__WHAT THIS TASK INVOLVES__:
Search the data for the string "Force" and extract every line where it appears.

__EXERCISE MATERIALS__:
* Begin *

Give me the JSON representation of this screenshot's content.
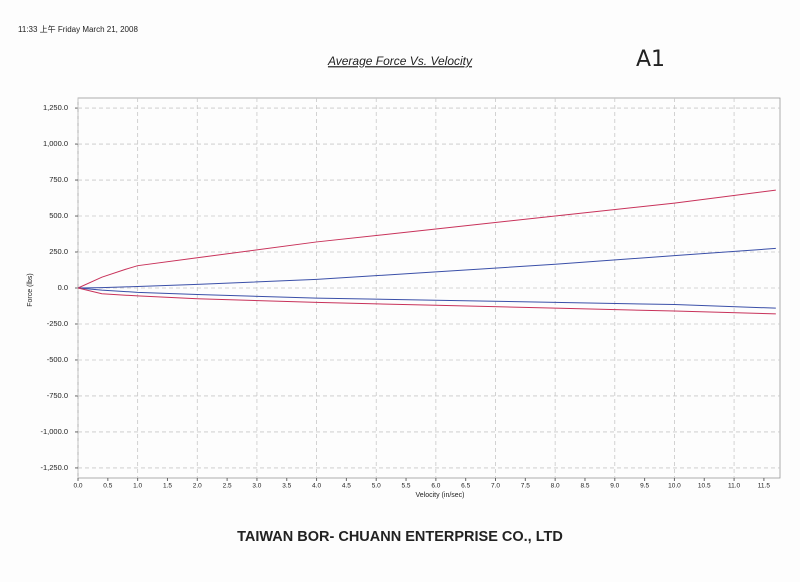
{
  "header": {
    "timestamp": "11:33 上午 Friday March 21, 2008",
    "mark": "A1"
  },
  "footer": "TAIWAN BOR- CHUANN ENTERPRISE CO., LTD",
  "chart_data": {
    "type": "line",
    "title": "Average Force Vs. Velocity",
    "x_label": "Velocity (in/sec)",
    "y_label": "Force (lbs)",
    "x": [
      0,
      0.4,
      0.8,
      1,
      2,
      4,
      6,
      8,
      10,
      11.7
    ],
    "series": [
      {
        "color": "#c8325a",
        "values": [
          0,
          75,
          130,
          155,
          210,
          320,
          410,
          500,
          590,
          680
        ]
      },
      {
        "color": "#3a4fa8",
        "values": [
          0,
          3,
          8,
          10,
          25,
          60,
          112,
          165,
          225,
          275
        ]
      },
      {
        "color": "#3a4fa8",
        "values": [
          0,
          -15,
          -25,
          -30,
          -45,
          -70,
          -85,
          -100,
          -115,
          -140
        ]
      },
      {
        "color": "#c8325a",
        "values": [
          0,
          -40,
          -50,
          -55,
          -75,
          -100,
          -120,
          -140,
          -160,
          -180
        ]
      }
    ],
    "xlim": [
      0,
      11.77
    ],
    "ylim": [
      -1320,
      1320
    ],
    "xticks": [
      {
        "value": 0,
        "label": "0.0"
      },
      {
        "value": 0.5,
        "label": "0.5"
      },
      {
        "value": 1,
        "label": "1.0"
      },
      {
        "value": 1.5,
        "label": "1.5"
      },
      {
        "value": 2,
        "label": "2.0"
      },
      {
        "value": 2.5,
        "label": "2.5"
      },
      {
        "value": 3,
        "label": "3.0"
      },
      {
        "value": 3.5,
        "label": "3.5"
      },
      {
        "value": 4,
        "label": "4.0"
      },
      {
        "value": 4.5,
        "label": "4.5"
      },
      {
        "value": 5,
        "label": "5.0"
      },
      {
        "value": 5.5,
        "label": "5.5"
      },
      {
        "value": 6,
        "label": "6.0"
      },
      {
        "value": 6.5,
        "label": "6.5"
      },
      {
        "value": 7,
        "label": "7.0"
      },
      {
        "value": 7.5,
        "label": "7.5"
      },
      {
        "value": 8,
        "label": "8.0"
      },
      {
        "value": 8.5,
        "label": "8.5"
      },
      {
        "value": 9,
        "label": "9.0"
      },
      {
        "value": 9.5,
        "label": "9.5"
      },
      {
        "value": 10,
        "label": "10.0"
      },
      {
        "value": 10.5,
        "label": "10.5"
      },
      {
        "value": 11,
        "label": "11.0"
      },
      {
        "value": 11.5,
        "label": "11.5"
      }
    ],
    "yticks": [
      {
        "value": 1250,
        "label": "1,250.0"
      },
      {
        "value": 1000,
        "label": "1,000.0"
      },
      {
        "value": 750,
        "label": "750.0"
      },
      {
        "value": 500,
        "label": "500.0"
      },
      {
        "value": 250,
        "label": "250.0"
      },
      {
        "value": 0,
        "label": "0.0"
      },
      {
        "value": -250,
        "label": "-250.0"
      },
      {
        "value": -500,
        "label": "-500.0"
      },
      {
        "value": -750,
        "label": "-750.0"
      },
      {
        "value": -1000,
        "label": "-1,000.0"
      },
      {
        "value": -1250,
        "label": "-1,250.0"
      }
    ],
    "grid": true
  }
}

* End *

__IN RESPONSE__:
    "title": "Average Force Vs. Velocity",
    "y_label": "Force (lbs)",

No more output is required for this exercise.